Data records:
>> BEGIN

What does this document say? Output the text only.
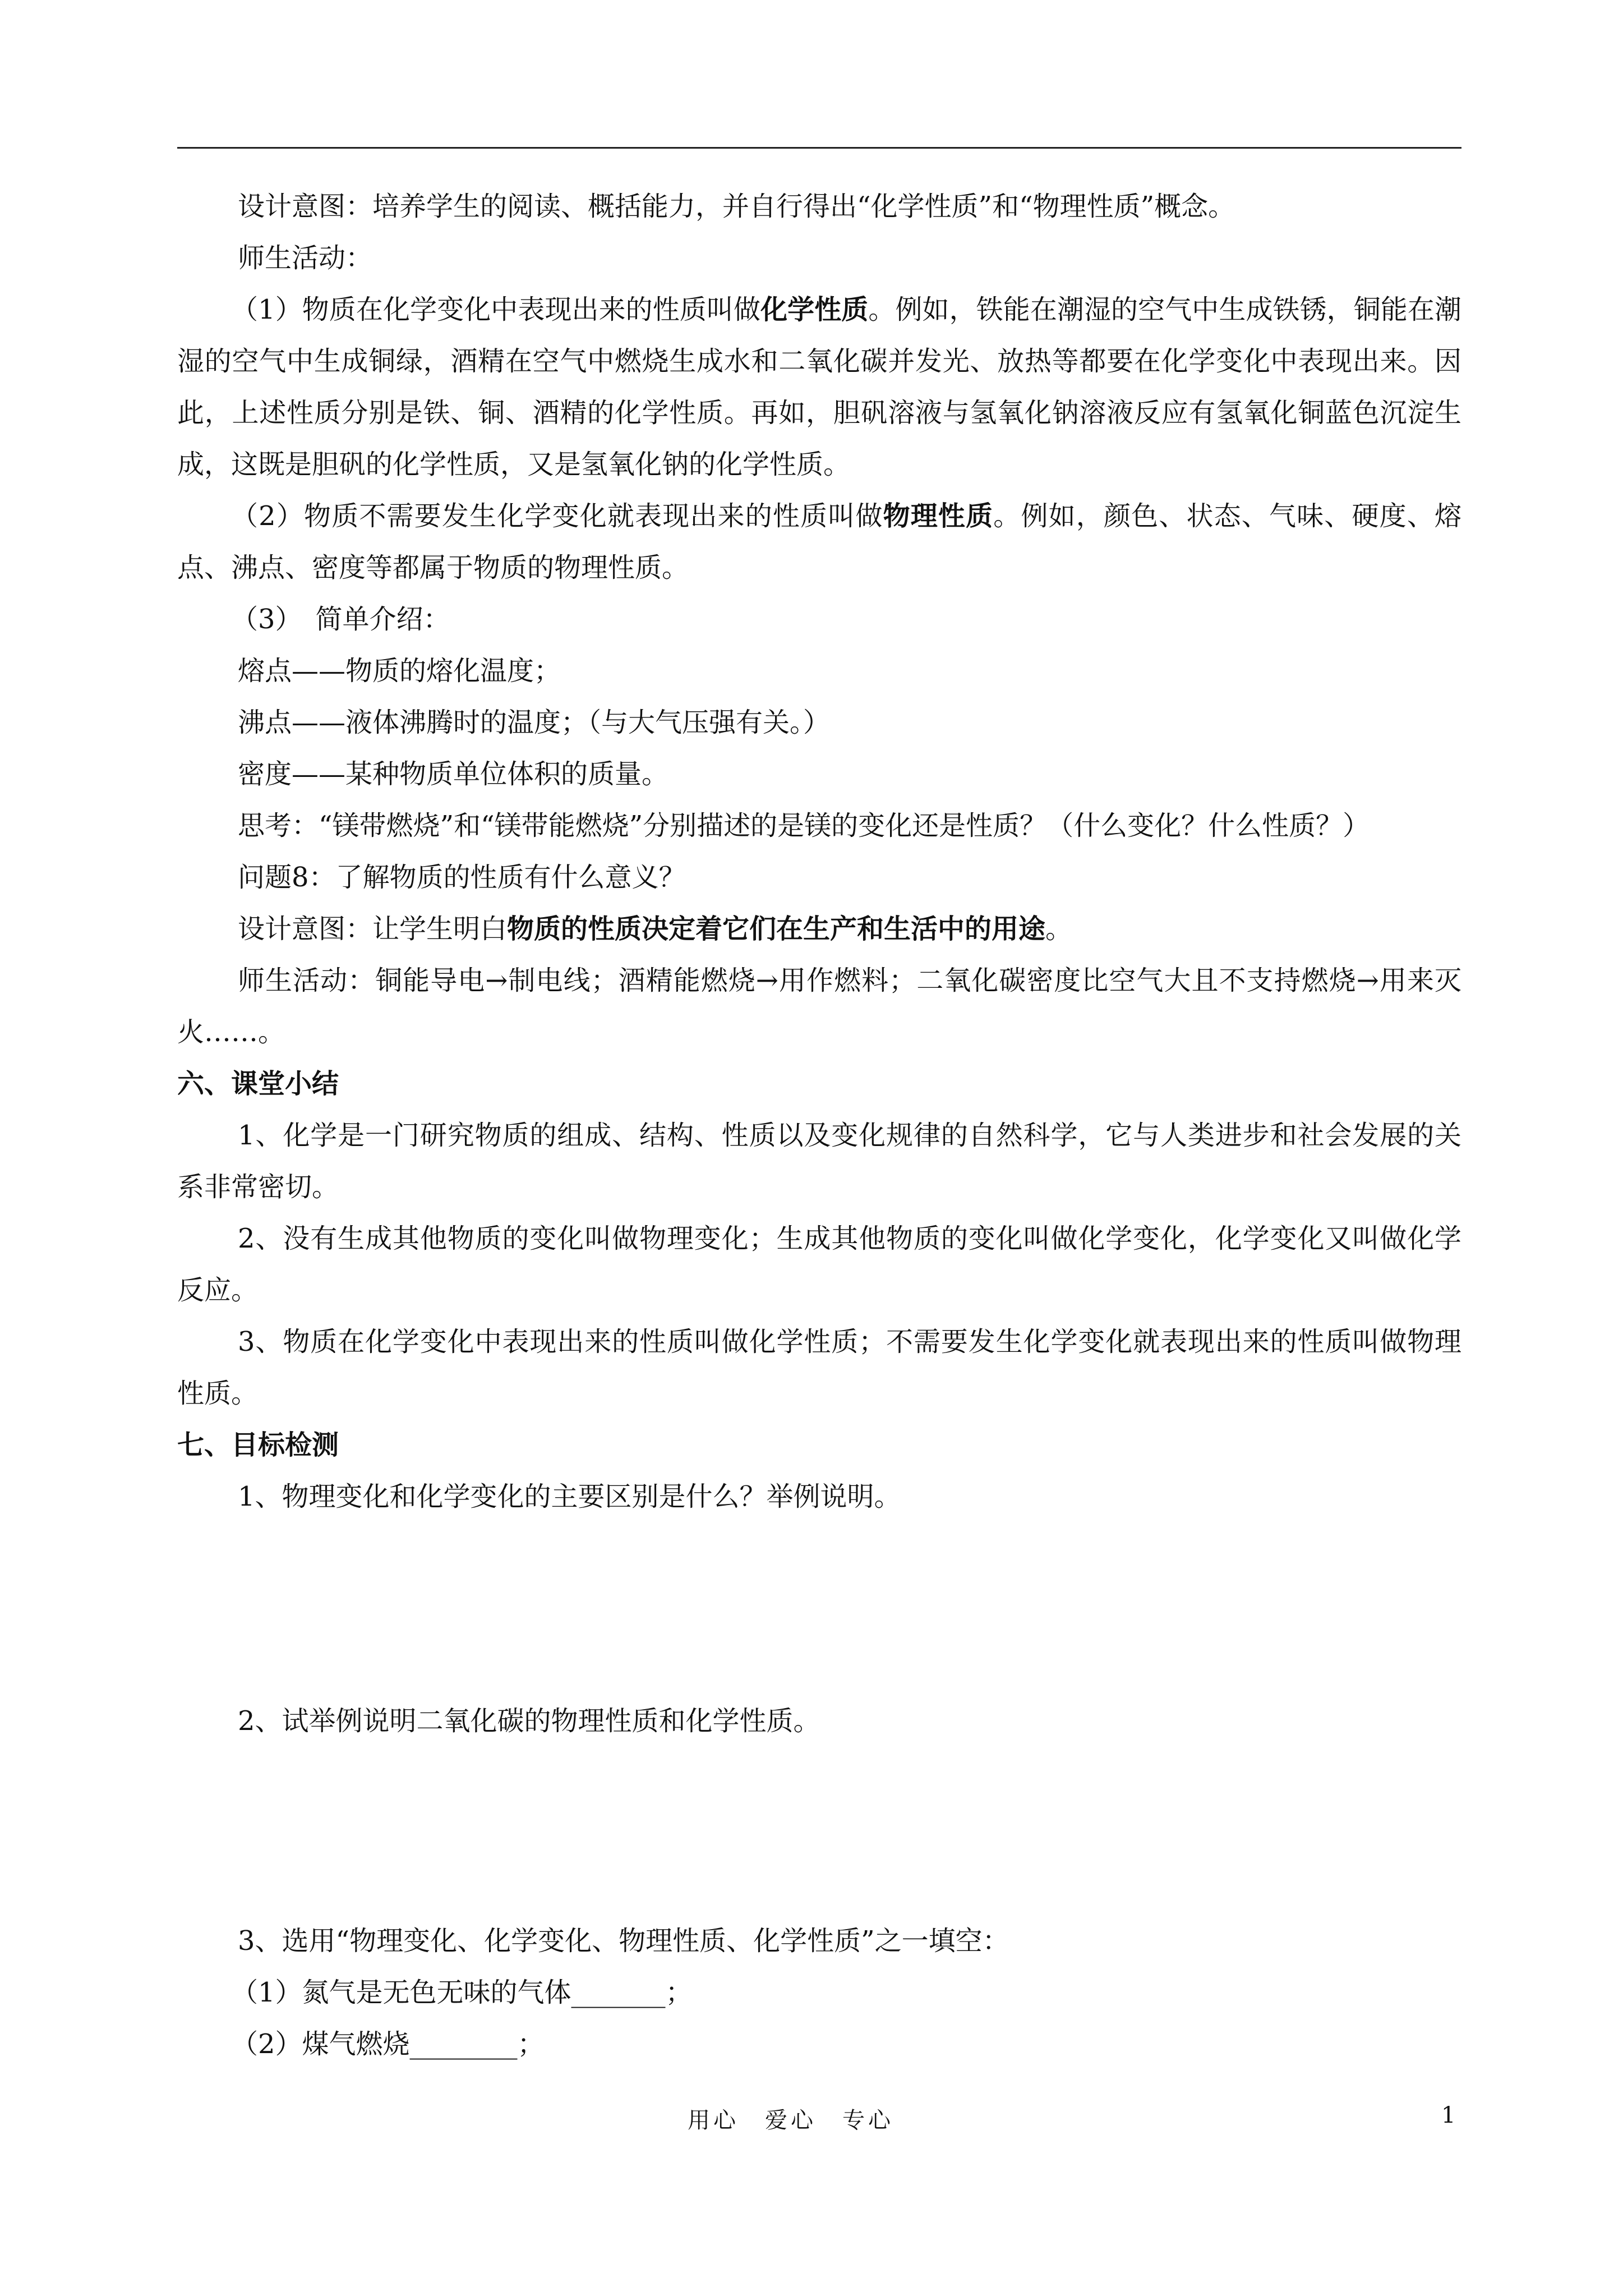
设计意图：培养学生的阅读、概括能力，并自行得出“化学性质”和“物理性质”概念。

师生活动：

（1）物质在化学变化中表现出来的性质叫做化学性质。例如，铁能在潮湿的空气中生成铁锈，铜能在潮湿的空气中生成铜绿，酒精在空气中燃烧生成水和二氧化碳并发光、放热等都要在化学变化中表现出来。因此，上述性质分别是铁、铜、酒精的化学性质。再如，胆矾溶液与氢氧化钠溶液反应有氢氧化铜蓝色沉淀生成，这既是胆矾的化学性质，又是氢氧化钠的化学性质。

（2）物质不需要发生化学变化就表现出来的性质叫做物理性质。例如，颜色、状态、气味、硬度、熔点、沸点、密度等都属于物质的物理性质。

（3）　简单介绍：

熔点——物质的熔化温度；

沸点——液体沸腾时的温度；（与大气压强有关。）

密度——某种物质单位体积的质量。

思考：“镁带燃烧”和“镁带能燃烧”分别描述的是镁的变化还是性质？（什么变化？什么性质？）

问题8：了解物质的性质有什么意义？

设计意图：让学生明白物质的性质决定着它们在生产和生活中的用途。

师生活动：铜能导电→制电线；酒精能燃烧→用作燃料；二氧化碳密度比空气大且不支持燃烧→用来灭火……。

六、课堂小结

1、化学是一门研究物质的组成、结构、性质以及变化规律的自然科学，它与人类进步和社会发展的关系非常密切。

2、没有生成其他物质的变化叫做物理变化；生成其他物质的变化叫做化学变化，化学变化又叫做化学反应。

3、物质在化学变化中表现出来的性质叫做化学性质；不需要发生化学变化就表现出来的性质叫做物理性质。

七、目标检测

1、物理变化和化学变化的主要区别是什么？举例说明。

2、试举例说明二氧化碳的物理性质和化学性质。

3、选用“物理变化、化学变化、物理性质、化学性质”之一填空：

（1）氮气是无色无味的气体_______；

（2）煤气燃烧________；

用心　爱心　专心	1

>> END

> _Exercise_
Omit pictures; set down the rest of the material word for word.

> _Complete answer_
What does this document say? Output the text only.
设计意图：培养学生的阅读、概括能力，并自行得出“化学性质”和“物理性质”概念。

师生活动：

（1）物质在化学变化中表现出来的性质叫做化学性质。例如，铁能在潮湿的空气中生成铁锈，铜能在潮湿的空气中生成铜绿，酒精在空气中燃烧生成水和二氧化碳并发光、放热等都要在化学变化中表现出来。因此，上述性质分别是铁、铜、酒精的化学性质。再如，胆矾溶液与氢氧化钠溶液反应有氢氧化铜蓝色沉淀生成，这既是胆矾的化学性质，又是氢氧化钠的化学性质。

（2）物质不需要发生化学变化就表现出来的性质叫做物理性质。例如，颜色、状态、气味、硬度、熔点、沸点、密度等都属于物质的物理性质。

（3）　简单介绍：

熔点——物质的熔化温度；

沸点——液体沸腾时的温度；（与大气压强有关。）

密度——某种物质单位体积的质量。

思考：“镁带燃烧”和“镁带能燃烧”分别描述的是镁的变化还是性质？（什么变化？什么性质？）

问题8：了解物质的性质有什么意义？

设计意图：让学生明白物质的性质决定着它们在生产和生活中的用途。

师生活动：铜能导电→制电线；酒精能燃烧→用作燃料；二氧化碳密度比空气大且不支持燃烧→用来灭火……。

六、课堂小结

1、化学是一门研究物质的组成、结构、性质以及变化规律的自然科学，它与人类进步和社会发展的关系非常密切。

2、没有生成其他物质的变化叫做物理变化；生成其他物质的变化叫做化学变化，化学变化又叫做化学反应。

3、物质在化学变化中表现出来的性质叫做化学性质；不需要发生化学变化就表现出来的性质叫做物理性质。

七、目标检测

1、物理变化和化学变化的主要区别是什么？举例说明。

2、试举例说明二氧化碳的物理性质和化学性质。

3、选用“物理变化、化学变化、物理性质、化学性质”之一填空：

（1）氮气是无色无味的气体_______；

（2）煤气燃烧________；

用心　爱心　专心	1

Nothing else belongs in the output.